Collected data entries
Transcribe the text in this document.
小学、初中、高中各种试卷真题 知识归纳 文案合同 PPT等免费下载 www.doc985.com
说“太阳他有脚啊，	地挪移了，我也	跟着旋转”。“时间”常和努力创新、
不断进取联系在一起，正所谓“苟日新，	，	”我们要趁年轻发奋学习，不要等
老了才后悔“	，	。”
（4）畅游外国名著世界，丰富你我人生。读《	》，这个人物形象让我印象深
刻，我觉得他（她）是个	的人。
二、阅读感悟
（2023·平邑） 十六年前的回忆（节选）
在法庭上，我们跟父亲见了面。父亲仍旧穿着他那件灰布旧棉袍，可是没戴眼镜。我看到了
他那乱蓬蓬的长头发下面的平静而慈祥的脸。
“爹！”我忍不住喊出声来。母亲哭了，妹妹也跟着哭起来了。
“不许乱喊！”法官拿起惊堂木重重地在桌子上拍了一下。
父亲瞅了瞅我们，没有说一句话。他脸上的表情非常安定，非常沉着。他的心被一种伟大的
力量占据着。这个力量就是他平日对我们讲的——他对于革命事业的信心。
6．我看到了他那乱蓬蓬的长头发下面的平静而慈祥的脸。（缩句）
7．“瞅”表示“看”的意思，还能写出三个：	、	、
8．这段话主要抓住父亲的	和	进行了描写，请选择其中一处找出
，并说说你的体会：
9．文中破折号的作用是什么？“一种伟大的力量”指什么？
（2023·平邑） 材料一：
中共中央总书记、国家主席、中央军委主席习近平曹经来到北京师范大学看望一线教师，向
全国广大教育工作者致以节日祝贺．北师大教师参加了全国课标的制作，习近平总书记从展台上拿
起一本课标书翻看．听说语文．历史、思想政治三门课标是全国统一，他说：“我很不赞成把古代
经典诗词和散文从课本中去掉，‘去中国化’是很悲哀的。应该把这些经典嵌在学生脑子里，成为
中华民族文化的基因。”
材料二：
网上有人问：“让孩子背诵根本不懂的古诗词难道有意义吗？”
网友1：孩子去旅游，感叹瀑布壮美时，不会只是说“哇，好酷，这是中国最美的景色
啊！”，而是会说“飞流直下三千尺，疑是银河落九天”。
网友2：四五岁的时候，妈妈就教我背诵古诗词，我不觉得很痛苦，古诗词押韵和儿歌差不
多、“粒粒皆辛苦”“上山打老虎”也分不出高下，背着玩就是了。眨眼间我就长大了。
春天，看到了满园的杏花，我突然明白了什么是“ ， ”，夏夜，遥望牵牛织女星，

### DIRECTIONS FOR THIS TASK
Copy the entries above exactly, leaving none out.

### ANSWER TO THIS TASK
Transcribe the text in this document.
小学、初中、高中各种试卷真题 知识归纳 文案合同 PPT等免费下载 www.doc985.com
说“太阳他有脚啊，	地挪移了，我也	跟着旋转”。“时间”常和努力创新、
不断进取联系在一起，正所谓“苟日新，	，	”我们要趁年轻发奋学习，不要等
老了才后悔“	，	。”
（4）畅游外国名著世界，丰富你我人生。读《	》，这个人物形象让我印象深
刻，我觉得他（她）是个	的人。
二、阅读感悟
（2023·平邑） 十六年前的回忆（节选）
在法庭上，我们跟父亲见了面。父亲仍旧穿着他那件灰布旧棉袍，可是没戴眼镜。我看到了
他那乱蓬蓬的长头发下面的平静而慈祥的脸。
“爹！”我忍不住喊出声来。母亲哭了，妹妹也跟着哭起来了。
“不许乱喊！”法官拿起惊堂木重重地在桌子上拍了一下。
父亲瞅了瞅我们，没有说一句话。他脸上的表情非常安定，非常沉着。他的心被一种伟大的
力量占据着。这个力量就是他平日对我们讲的——他对于革命事业的信心。
6．我看到了他那乱蓬蓬的长头发下面的平静而慈祥的脸。（缩句）
7．“瞅”表示“看”的意思，还能写出三个：	、	、
8．这段话主要抓住父亲的	和	进行了描写，请选择其中一处找出
，并说说你的体会：
9．文中破折号的作用是什么？“一种伟大的力量”指什么？
（2023·平邑） 材料一：
中共中央总书记、国家主席、中央军委主席习近平曹经来到北京师范大学看望一线教师，向
全国广大教育工作者致以节日祝贺．北师大教师参加了全国课标的制作，习近平总书记从展台上拿
起一本课标书翻看．听说语文．历史、思想政治三门课标是全国统一，他说：“我很不赞成把古代
经典诗词和散文从课本中去掉，‘去中国化’是很悲哀的。应该把这些经典嵌在学生脑子里，成为
中华民族文化的基因。”
材料二：
网上有人问：“让孩子背诵根本不懂的古诗词难道有意义吗？”
网友1：孩子去旅游，感叹瀑布壮美时，不会只是说“哇，好酷，这是中国最美的景色
啊！”，而是会说“飞流直下三千尺，疑是银河落九天”。
网友2：四五岁的时候，妈妈就教我背诵古诗词，我不觉得很痛苦，古诗词押韵和儿歌差不
多、“粒粒皆辛苦”“上山打老虎”也分不出高下，背着玩就是了。眨眼间我就长大了。
春天，看到了满园的杏花，我突然明白了什么是“ ， ”，夏夜，遥望牵牛织女星，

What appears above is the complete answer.